— What is expected —
Give only the number of lines in the data that include the string "Welch".

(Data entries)
/---

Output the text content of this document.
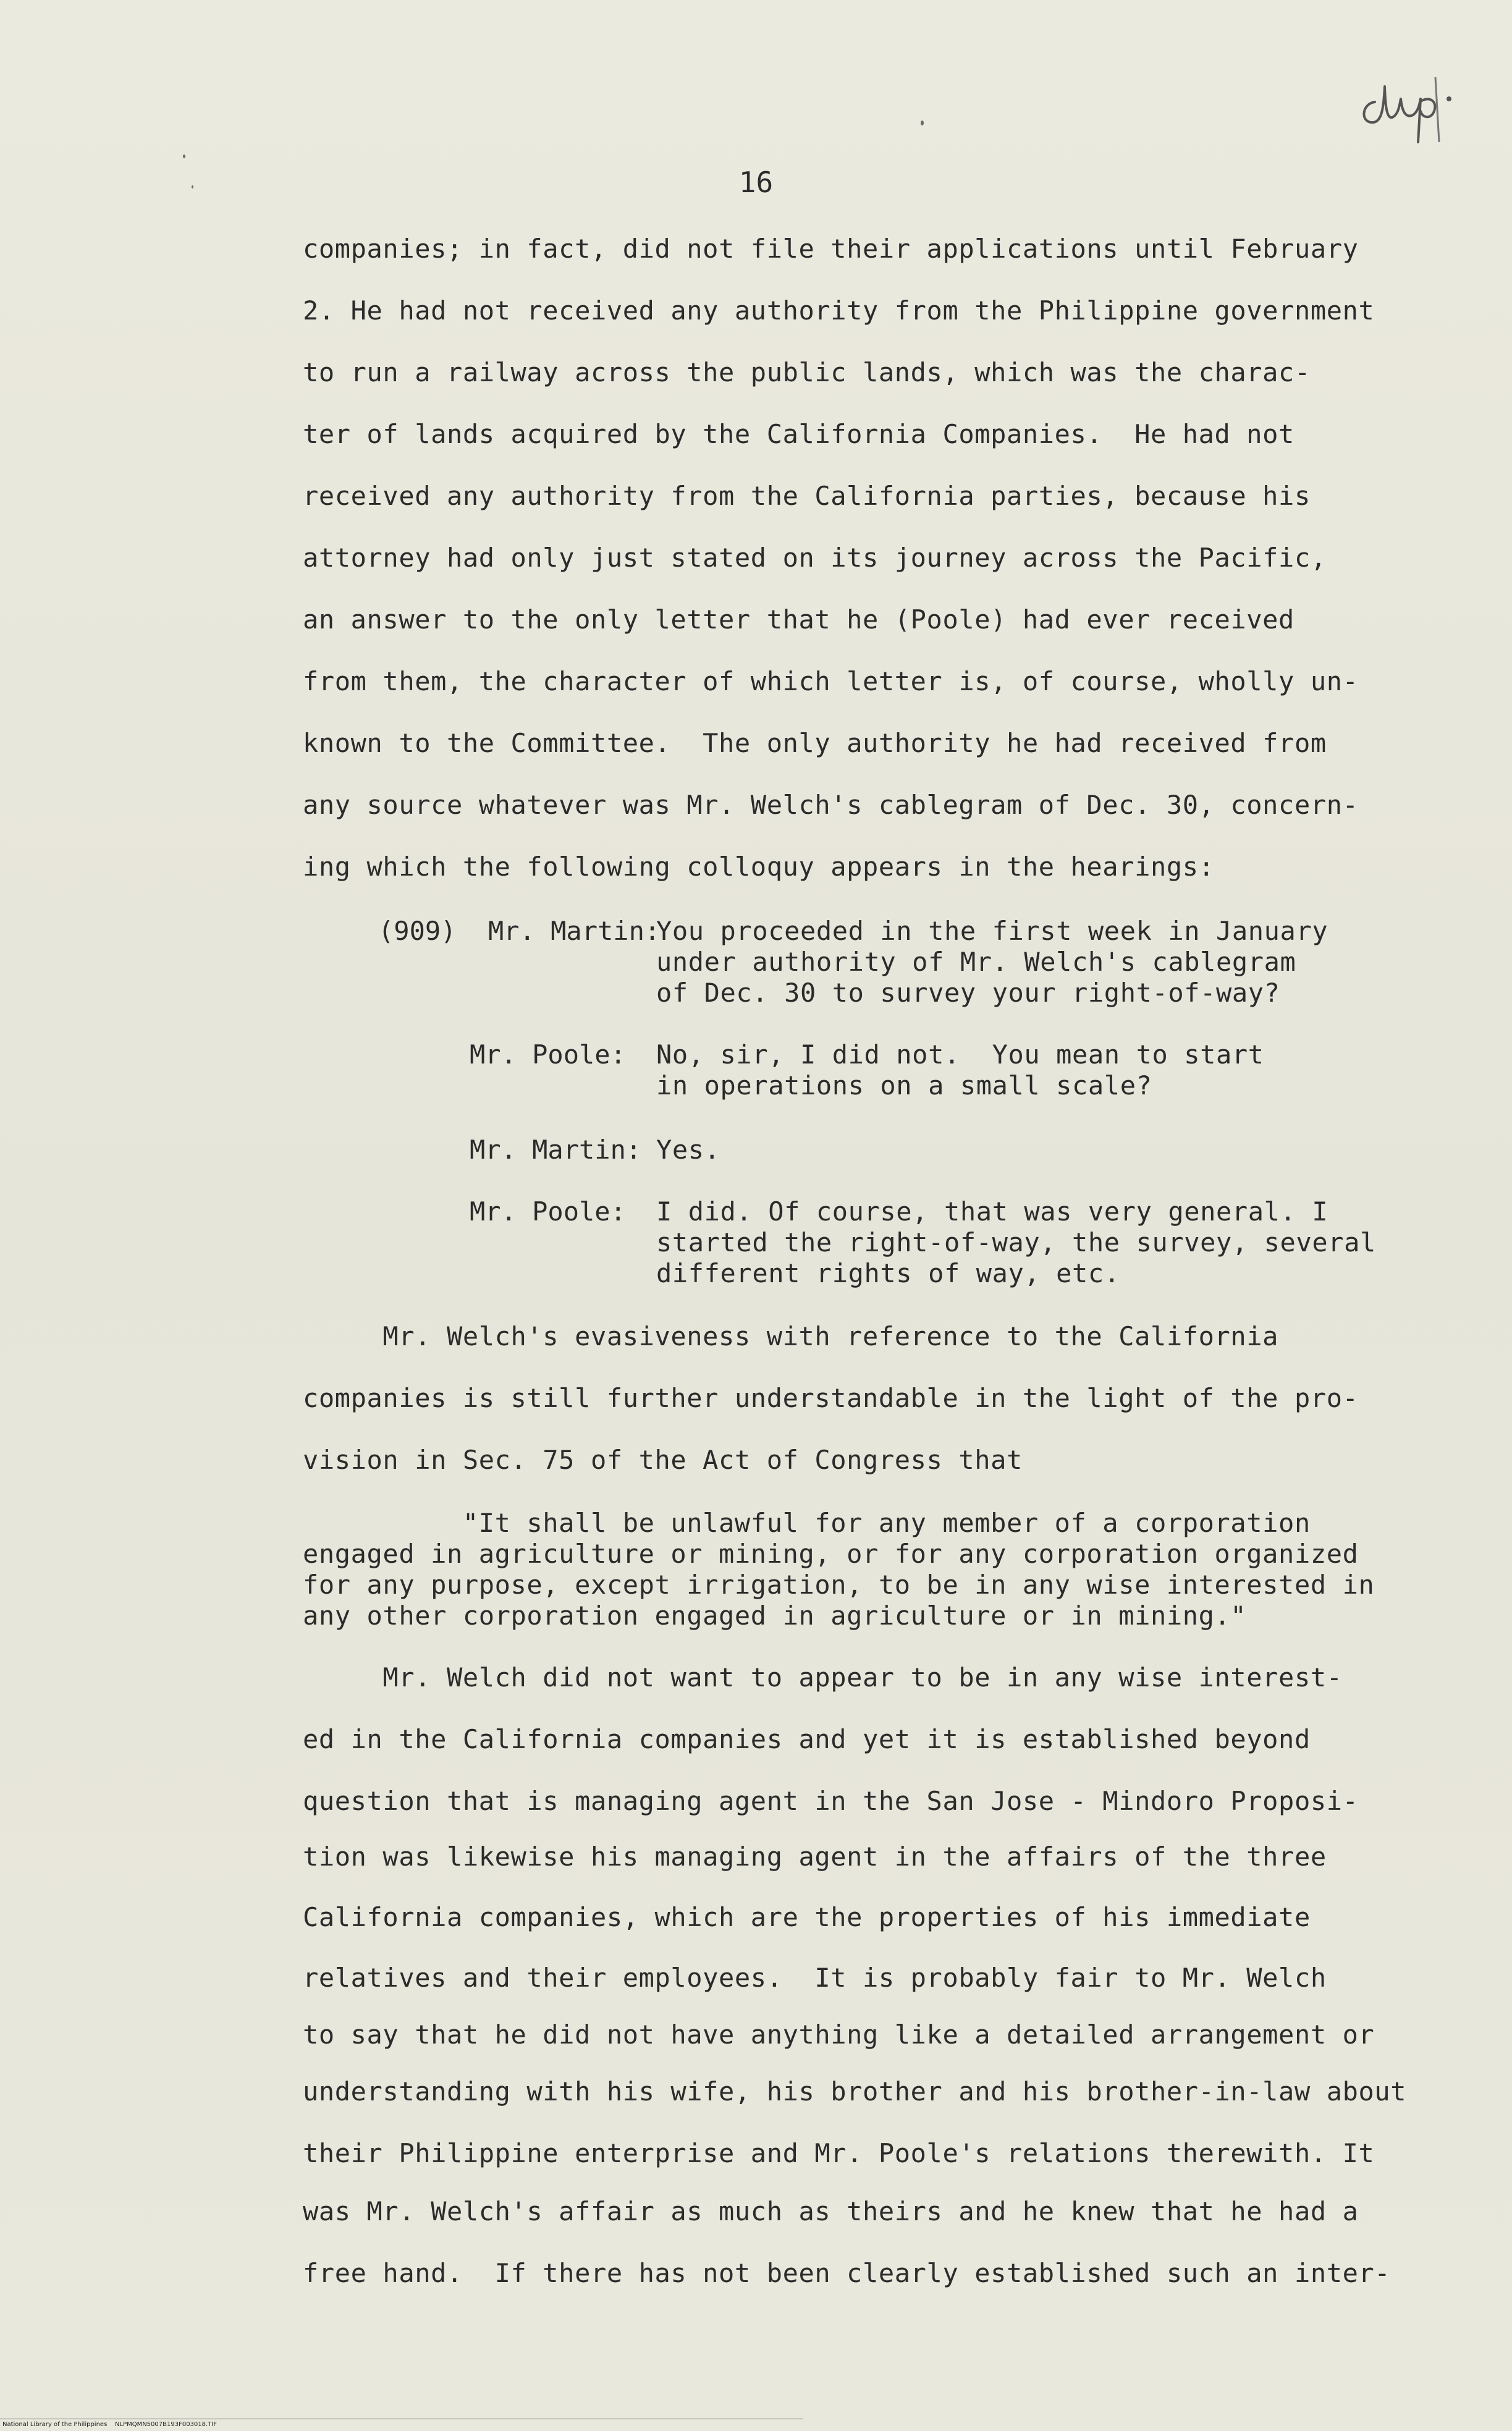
16
companies; in fact, did not file their applications until February
2. He had not received any authority from the Philippine government
to run a railway across the public lands, which was the charac-
ter of lands acquired by the California Companies.  He had not
received any authority from the California parties, because his
attorney had only just stated on its journey across the Pacific,
an answer to the only letter that he (Poole) had ever received
from them, the character of which letter is, of course, wholly un-
known to the Committee.  The only authority he had received from
any source whatever was Mr. Welch's cablegram of Dec. 30, concern-
ing which the following colloquy appears in the hearings:
(909) Mr. Martin:
You proceeded in the first week in January
under authority of Mr. Welch's cablegram
of Dec. 30 to survey your right-of-way?
Mr. Poole: No, sir, I did not.  You mean to start
in operations on a small scale?
Mr. Martin: Yes.
Mr. Poole: I did. Of course, that was very general. I
started the right-of-way, the survey, several
different rights of way, etc.
Mr. Welch's evasiveness with reference to the California
companies is still further understandable in the light of the pro-
vision in Sec. 75 of the Act of Congress that
"It shall be unlawful for any member of a corporation
engaged in agriculture or mining, or for any corporation organized
for any purpose, except irrigation, to be in any wise interested in
any other corporation engaged in agriculture or in mining."
Mr. Welch did not want to appear to be in any wise interest-
ed in the California companies and yet it is established beyond
question that is managing agent in the San Jose - Mindoro Proposi-
tion was likewise his managing agent in the affairs of the three
California companies, which are the properties of his immediate
relatives and their employees.  It is probably fair to Mr. Welch
to say that he did not have anything like a detailed arrangement or
understanding with his wife, his brother and his brother-in-law about
their Philippine enterprise and Mr. Poole's relations therewith. It
was Mr. Welch's affair as much as theirs and he knew that he had a
free hand.  If there has not been clearly established such an inter-
National Library of the Philippines    NLPMQMN5007B193F003018.TIF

\---

— The result —
6